** START OF Document **

# IMPORTANT SAFETY RECALL NOTICE-22-A pistols



## Waffen (Feb 8, 2006)

For those impacted.

Model 22A Pistols Safety Recall - Smith & Wesson

W


----------



## Redwolf (Nov 29, 2008)

Thanks for posting that.


----------



## DJ Niner (Oct 3, 2006)

That's worth a Sticky.


----------



## watsoncb (Jan 19, 2007)

*Thanks*

My S&W 22-A is in the serial number range. Thanks for the post!:smt023


----------



## SteveC (Apr 27, 2012)

Happy to say mine is not in the serial # range but the post is much appreciated.


----------



## acepilot (Dec 16, 2012)

I just picked one up yesterday that I bought last week from a pawn shop owner at a gun show. I had been aware of this recall, but forgot about. Of course, per my luck, mine is included in the recall. But, my luck is improving...when I picked it up at the pawn shop, I checked for the dimple under the slide and confirmed that mine had already been checked/fixed by S&W. Shot it yesterday and it worked like a dream. About 1.5 inches high at 15 feet. I'll check it at 25 yards and see how it is. Might be a fun rabbit plinker. :mrgreen:


----------



## OGCJason (Nov 4, 2013)

Rabbits, is that what you kids call 'em these days?


----------



## acepilot (Dec 16, 2012)

Well, my neighbor grows her own veggies and all the neighborhood rabbits know it. Drives her crazy. She loves when our cat gets one and drags it over to their deck. :anim_lol: I'd be more than willing to thin the herd. :smt1099


----------



## OGCJason (Nov 4, 2013)

** END OF Document **
** START OF Extracted entries **

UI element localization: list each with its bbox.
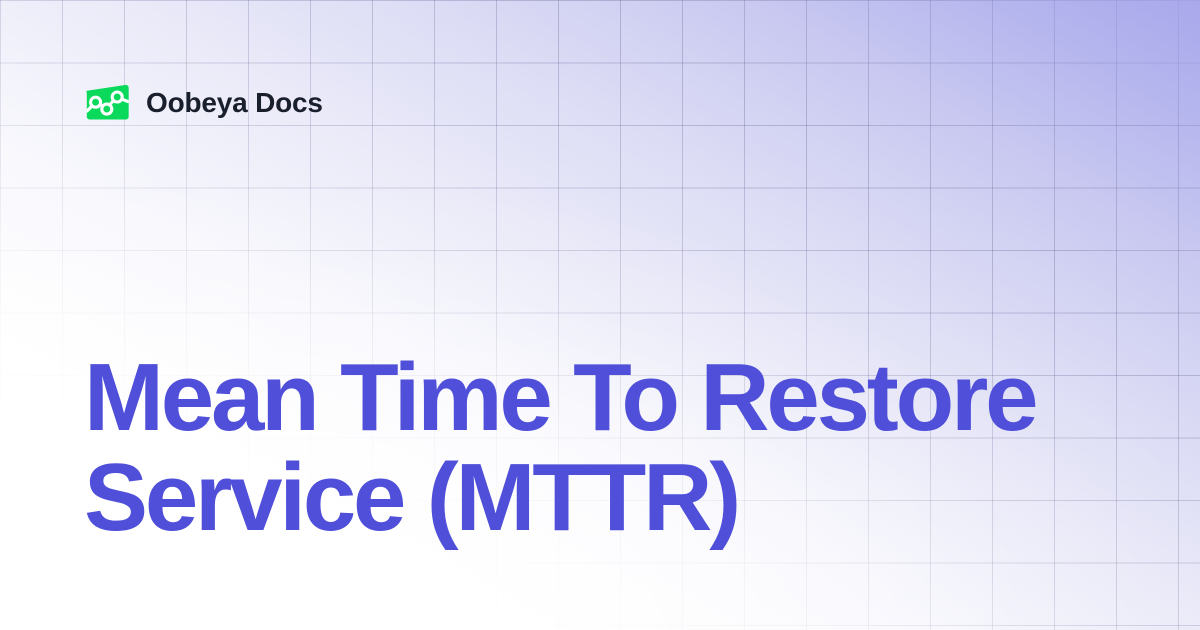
card-content: Oobeya Docs Mean Time To Restore Service…	[0, 0, 1200, 630]
brand-name: Oobeya Docs	[146, 89, 323, 117]
page-title: Mean Time To Restore Service (MTTR)	[84, 348, 1094, 548]
og-card: Oobeya Docs Mean Time To Restore Service…	[0, 0, 1200, 630]
brand-lockup[interactable]: Oobeya Docs	[84, 84, 323, 122]
oobeya-chart-logo-icon	[84, 84, 130, 122]
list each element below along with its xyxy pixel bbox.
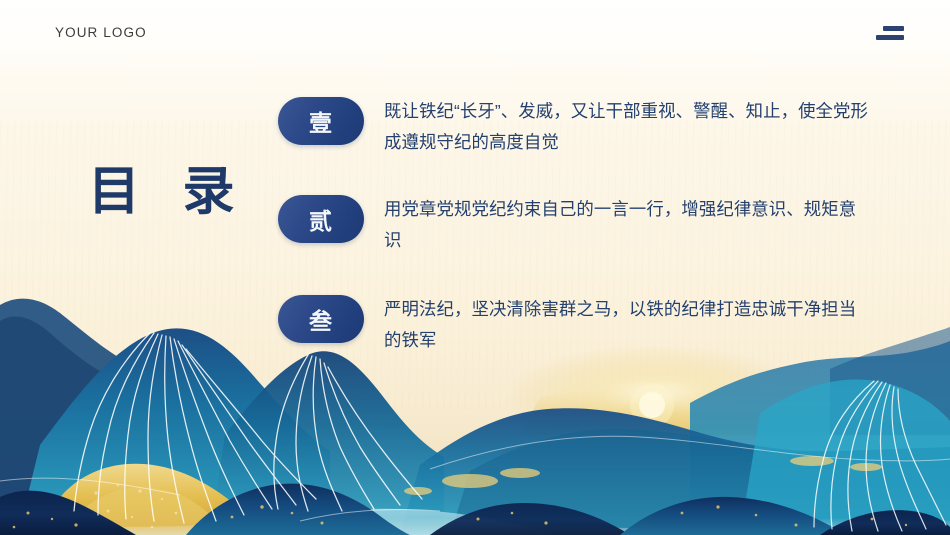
number-badge-two: 贰 — [278, 195, 364, 243]
number-badge-three: 叁 — [278, 295, 364, 343]
menu-bar-bottom — [876, 35, 904, 40]
toc-item-text: 用党章党规党纪约束自己的一言一行，增强纪律意识、规矩意识 — [384, 194, 871, 256]
toc-item-text: 既让铁纪“长牙”、发威，又让干部重视、警醒、知止，使全党形成遵规守纪的高度自觉 — [384, 96, 871, 158]
hamburger-menu-icon[interactable] — [876, 24, 904, 42]
toc-item[interactable]: 叁 严明法纪，坚决清除害群之马，以铁的纪律打造忠诚干净担当的铁军 — [278, 294, 878, 356]
logo-text: YOUR LOGO — [55, 25, 147, 40]
number-badge-one: 壹 — [278, 97, 364, 145]
page-title: 目 录 — [88, 166, 248, 218]
menu-bar-top — [883, 26, 904, 31]
toc-item-text: 严明法纪，坚决清除害群之马，以铁的纪律打造忠诚干净担当的铁军 — [384, 294, 871, 356]
toc-item[interactable]: 壹 既让铁纪“长牙”、发威，又让干部重视、警醒、知止，使全党形成遵规守纪的高度自… — [278, 96, 878, 158]
slide-canvas: YOUR LOGO 目 录 壹 既让铁纪“长牙”、发威，又让干部重视、警醒、知止… — [0, 0, 950, 535]
toc-item[interactable]: 贰 用党章党规党纪约束自己的一言一行，增强纪律意识、规矩意识 — [278, 194, 878, 256]
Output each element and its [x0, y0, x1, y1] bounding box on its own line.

** END OF Extracted entries **

Written task - Continue the forum thread on the Model 22A pistol recall from the point where it stops.

Answer to the task -
I was making more of a thinly veiled joke on Democrats...oh well


----------



## Bari (Dec 21, 2013)

I'm not the smartest computer operator in the world so tell me how to see this recall??? I got on the S&W site listed and don't see anything about any recall. I'm missing something I'm sure.


----------



## acepilot (Dec 16, 2012)

Bari said:


> I'm not the smartest computer operator in the world so tell me how to see this recall??? I got on the S&W site listed and don't see anything about any recall. I'm missing something I'm sure.


It's near the upper left corner of their homepage, but to save you the trouble, here's the direct link:

Model 22A Pistols Safety Recall - Smith & Wesson

Ace


----------



## DJ Niner (Oct 3, 2006)

Bari said:


> I'm not the smartest computer operator in the world so tell me how to see this recall??? I got on the S&W site listed and don't see anything about any recall. I'm missing something I'm sure.


Sometimes the original link goes dead, or is changed. But luckily, another member has got it covered...



acepilot said:


> It's near the upper left corner of their homepage, but to save you the trouble, here's the direct link:
> 
> Model 22A Pistols Safety Recall - Smith & Wesson
> 
> Ace


Thanks, Ace! I'll update the first post with the new address to prevent any more problems (at least until they change it again...).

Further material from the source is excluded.